Task requirements>
Pick out each line with the word "color" from the material that follows.

Data lines>

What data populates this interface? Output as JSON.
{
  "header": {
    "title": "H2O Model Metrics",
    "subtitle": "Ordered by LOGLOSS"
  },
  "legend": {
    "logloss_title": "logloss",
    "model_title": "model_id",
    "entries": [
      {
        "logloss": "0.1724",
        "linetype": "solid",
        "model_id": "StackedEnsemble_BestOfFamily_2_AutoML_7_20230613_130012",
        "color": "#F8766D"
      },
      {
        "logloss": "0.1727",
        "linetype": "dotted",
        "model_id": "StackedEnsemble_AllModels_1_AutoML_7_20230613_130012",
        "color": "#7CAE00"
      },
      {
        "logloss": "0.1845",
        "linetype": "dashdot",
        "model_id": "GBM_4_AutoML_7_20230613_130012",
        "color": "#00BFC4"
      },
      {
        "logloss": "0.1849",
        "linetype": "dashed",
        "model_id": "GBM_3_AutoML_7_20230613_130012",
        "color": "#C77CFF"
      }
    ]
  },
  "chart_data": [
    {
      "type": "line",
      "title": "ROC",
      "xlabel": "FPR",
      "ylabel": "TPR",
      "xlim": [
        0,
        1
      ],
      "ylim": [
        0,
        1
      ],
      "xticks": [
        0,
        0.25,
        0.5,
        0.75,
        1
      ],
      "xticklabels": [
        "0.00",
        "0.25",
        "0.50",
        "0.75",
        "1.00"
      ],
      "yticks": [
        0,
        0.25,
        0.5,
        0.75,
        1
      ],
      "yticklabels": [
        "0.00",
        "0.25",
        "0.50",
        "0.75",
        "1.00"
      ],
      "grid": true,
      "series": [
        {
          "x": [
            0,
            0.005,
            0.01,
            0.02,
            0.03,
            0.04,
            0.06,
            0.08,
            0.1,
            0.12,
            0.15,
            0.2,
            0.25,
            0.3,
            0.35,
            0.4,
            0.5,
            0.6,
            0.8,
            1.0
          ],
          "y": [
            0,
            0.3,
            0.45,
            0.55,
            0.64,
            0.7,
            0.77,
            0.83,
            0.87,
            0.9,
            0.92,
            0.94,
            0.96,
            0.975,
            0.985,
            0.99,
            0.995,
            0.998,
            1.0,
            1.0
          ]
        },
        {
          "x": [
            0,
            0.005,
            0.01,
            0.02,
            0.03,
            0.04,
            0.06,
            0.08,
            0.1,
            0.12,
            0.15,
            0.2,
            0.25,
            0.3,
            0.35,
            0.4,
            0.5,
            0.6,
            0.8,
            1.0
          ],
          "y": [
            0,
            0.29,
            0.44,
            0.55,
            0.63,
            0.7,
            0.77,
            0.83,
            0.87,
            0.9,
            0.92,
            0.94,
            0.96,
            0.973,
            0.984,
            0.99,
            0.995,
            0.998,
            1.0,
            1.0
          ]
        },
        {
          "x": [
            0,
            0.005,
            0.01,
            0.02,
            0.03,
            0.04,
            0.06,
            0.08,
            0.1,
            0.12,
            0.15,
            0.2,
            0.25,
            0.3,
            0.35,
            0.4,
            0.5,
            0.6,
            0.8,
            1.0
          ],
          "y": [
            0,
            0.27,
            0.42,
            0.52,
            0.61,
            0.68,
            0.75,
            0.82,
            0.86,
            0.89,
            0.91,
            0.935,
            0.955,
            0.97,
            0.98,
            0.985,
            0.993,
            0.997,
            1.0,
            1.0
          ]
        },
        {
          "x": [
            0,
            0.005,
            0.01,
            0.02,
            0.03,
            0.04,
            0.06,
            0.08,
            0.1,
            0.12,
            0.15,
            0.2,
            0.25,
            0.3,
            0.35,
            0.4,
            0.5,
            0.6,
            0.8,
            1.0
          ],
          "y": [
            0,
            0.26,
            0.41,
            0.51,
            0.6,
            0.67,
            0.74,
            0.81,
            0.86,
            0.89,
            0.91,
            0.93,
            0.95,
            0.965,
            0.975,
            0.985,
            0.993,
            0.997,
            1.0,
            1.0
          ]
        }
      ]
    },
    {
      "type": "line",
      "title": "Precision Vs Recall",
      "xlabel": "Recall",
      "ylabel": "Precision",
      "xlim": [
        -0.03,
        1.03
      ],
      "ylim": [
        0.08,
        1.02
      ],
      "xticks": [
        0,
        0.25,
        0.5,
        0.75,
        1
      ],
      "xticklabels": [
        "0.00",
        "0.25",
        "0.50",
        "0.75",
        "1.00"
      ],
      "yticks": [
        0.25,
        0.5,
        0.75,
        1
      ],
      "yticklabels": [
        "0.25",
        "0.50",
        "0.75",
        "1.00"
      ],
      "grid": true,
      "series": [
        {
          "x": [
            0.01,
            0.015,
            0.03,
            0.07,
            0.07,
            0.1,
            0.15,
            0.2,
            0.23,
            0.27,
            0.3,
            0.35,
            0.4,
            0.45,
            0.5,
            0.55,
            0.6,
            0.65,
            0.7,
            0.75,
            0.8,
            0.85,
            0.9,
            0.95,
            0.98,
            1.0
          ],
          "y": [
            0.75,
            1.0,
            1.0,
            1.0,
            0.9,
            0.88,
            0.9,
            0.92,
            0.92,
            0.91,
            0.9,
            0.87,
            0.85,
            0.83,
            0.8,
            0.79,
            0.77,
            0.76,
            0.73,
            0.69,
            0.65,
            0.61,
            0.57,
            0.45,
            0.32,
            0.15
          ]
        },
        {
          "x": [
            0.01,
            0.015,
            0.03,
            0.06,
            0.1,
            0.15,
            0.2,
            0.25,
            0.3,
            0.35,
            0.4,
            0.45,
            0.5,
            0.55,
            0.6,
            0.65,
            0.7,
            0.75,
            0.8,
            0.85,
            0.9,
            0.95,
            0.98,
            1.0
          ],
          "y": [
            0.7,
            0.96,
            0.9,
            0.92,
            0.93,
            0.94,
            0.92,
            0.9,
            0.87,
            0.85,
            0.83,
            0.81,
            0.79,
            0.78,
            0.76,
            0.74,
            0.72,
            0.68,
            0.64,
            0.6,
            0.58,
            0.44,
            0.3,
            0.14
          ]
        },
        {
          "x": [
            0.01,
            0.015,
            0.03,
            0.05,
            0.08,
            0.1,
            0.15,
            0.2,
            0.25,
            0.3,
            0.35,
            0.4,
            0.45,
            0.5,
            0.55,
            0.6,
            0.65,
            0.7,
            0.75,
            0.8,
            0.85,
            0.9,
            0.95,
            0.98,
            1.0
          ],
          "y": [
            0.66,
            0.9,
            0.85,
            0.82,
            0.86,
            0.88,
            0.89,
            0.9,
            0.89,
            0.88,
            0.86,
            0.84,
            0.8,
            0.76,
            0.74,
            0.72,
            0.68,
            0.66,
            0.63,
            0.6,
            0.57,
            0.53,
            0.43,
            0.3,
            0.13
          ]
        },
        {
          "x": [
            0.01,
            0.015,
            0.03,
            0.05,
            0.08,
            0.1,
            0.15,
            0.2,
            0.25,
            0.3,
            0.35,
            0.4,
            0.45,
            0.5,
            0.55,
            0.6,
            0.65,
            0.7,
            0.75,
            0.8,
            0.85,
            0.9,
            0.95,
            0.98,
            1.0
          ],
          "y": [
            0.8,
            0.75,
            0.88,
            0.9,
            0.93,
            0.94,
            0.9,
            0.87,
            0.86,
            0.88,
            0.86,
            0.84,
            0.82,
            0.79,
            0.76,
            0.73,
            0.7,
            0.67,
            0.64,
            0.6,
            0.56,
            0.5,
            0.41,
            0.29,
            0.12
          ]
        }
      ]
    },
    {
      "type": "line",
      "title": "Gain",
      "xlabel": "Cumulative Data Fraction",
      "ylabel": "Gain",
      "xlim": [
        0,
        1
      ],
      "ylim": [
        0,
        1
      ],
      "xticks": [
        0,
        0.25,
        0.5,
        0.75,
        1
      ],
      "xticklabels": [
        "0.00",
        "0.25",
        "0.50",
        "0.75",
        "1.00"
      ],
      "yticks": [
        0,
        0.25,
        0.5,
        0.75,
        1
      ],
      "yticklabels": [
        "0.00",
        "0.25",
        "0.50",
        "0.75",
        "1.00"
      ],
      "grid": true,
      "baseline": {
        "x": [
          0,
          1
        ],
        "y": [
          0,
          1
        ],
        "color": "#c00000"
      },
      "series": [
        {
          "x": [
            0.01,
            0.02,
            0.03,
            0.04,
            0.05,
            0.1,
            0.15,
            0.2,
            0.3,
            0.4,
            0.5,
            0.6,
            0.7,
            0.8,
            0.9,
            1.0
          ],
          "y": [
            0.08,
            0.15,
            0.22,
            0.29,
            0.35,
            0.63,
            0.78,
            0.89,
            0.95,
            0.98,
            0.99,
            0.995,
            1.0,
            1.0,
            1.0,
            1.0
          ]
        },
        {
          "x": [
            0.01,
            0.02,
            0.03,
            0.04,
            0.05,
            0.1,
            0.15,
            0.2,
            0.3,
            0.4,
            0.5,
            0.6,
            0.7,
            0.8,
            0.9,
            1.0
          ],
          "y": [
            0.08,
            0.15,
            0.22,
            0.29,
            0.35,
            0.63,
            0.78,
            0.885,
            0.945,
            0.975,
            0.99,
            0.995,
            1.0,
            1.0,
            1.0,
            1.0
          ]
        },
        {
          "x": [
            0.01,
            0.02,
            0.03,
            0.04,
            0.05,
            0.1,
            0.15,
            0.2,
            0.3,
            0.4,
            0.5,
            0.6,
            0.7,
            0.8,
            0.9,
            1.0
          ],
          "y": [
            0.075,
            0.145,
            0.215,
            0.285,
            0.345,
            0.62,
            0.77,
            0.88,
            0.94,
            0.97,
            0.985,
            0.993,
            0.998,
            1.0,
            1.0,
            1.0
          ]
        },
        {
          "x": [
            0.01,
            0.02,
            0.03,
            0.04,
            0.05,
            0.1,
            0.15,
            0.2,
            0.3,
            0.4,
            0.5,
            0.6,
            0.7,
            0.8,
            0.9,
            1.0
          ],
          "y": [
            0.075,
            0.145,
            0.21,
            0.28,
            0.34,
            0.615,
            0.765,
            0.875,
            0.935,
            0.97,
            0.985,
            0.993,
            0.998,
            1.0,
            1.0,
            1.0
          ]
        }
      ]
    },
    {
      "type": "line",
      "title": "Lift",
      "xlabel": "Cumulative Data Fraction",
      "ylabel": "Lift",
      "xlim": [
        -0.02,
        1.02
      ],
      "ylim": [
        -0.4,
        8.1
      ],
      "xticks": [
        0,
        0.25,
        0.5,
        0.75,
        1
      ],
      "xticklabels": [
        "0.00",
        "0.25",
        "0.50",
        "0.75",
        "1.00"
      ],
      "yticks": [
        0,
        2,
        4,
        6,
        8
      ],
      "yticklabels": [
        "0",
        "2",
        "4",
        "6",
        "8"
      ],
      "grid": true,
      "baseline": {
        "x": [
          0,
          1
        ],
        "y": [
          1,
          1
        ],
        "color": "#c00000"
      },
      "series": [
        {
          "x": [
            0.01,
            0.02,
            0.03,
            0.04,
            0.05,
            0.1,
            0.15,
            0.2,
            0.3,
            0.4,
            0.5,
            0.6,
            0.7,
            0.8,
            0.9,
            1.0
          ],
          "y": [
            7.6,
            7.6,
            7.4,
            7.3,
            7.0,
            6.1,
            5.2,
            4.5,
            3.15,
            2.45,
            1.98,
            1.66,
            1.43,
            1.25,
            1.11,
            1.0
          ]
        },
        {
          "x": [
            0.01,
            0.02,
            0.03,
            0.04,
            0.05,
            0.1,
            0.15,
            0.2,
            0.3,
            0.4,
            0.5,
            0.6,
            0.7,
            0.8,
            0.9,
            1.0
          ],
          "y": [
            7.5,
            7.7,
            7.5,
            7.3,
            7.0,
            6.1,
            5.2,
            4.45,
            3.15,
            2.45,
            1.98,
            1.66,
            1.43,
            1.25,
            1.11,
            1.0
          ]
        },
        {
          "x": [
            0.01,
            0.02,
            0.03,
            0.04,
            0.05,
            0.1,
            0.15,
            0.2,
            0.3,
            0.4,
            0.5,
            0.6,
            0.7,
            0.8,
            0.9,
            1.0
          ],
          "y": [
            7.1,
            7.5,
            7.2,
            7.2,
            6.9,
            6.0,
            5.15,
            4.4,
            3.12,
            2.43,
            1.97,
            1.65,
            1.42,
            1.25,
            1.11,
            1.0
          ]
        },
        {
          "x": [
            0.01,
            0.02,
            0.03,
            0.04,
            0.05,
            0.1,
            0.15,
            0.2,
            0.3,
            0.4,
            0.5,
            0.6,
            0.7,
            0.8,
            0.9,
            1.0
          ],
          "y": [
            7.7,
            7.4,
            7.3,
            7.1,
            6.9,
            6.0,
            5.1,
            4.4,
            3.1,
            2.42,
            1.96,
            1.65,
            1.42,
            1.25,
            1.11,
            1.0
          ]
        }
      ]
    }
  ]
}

Answer>
        "color": "#F8766D"
        "color": "#7CAE00"
        "color": "#00BFC4"
        "color": "#C77CFF"
        "color": "#c00000"
        "color": "#c00000"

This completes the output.